## EXERCISE PROMPT
Would you extract the whole listing below and retype it exactly?

── ROWS ──

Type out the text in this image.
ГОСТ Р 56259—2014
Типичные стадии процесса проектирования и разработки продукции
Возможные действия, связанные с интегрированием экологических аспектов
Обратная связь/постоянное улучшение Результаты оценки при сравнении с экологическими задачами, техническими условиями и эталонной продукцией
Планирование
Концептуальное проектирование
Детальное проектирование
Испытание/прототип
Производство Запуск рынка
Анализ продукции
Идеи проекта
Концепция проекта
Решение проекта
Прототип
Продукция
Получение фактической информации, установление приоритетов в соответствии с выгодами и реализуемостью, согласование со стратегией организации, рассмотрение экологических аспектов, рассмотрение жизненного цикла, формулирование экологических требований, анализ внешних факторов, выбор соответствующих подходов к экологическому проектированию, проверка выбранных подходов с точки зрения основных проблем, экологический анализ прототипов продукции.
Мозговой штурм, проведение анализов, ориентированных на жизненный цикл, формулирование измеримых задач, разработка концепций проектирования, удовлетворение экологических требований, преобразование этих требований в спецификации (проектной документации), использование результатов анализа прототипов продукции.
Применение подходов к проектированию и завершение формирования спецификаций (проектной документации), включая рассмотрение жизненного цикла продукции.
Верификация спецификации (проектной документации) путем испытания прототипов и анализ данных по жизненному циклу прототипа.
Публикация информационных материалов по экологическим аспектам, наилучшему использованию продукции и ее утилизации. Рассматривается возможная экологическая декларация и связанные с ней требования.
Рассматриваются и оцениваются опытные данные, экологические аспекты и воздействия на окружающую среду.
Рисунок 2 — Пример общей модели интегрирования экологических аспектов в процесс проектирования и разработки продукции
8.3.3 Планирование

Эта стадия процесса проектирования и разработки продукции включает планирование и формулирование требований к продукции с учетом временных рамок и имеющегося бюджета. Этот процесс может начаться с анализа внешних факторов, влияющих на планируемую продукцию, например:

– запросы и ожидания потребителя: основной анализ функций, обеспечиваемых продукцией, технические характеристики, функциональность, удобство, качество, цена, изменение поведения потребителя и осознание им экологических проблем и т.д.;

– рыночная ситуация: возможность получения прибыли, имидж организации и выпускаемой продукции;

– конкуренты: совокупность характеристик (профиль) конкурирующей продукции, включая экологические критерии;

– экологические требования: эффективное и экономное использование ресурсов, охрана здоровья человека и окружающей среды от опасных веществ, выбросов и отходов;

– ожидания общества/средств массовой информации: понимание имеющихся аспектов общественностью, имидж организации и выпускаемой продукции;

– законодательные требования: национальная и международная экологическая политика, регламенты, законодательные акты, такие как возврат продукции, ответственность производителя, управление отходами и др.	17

───

## ANSWER TO THE PROBLEM
Type out the text in this image.
ГОСТ Р 56259—2014
Типичные стадии процесса проектирования и разработки продукции
Возможные действия, связанные с интегрированием экологических аспектов
Обратная связь/постоянное улучшение Результаты оценки при сравнении с экологическими задачами, техническими условиями и эталонной продукцией
Планирование
Концептуальное проектирование
Детальное проектирование
Испытание/прототип
Производство Запуск рынка
Анализ продукции
Идеи проекта
Концепция проекта
Решение проекта
Прототип
Продукция
Получение фактической информации, установление приоритетов в соответствии с выгодами и реализуемостью, согласование со стратегией организации, рассмотрение экологических аспектов, рассмотрение жизненного цикла, формулирование экологических требований, анализ внешних факторов, выбор соответствующих подходов к экологическому проектированию, проверка выбранных подходов с точки зрения основных проблем, экологический анализ прототипов продукции.
Мозговой штурм, проведение анализов, ориентированных на жизненный цикл, формулирование измеримых задач, разработка концепций проектирования, удовлетворение экологических требований, преобразование этих требований в спецификации (проектной документации), использование результатов анализа прототипов продукции.
Применение подходов к проектированию и завершение формирования спецификаций (проектной документации), включая рассмотрение жизненного цикла продукции.
Верификация спецификации (проектной документации) путем испытания прототипов и анализ данных по жизненному циклу прототипа.
Публикация информационных материалов по экологическим аспектам, наилучшему использованию продукции и ее утилизации. Рассматривается возможная экологическая декларация и связанные с ней требования.
Рассматриваются и оцениваются опытные данные, экологические аспекты и воздействия на окружающую среду.
Рисунок 2 — Пример общей модели интегрирования экологических аспектов в процесс проектирования и разработки продукции
8.3.3 Планирование

Эта стадия процесса проектирования и разработки продукции включает планирование и формулирование требований к продукции с учетом временных рамок и имеющегося бюджета. Этот процесс может начаться с анализа внешних факторов, влияющих на планируемую продукцию, например:

– запросы и ожидания потребителя: основной анализ функций, обеспечиваемых продукцией, технические характеристики, функциональность, удобство, качество, цена, изменение поведения потребителя и осознание им экологических проблем и т.д.;

– рыночная ситуация: возможность получения прибыли, имидж организации и выпускаемой продукции;

– конкуренты: совокупность характеристик (профиль) конкурирующей продукции, включая экологические критерии;

– экологические требования: эффективное и экономное использование ресурсов, охрана здоровья человека и окружающей среды от опасных веществ, выбросов и отходов;

– ожидания общества/средств массовой информации: понимание имеющихся аспектов общественностью, имидж организации и выпускаемой продукции;

– законодательные требования: национальная и международная экологическая политика, регламенты, законодательные акты, такие как возврат продукции, ответственность производителя, управление отходами и др.	17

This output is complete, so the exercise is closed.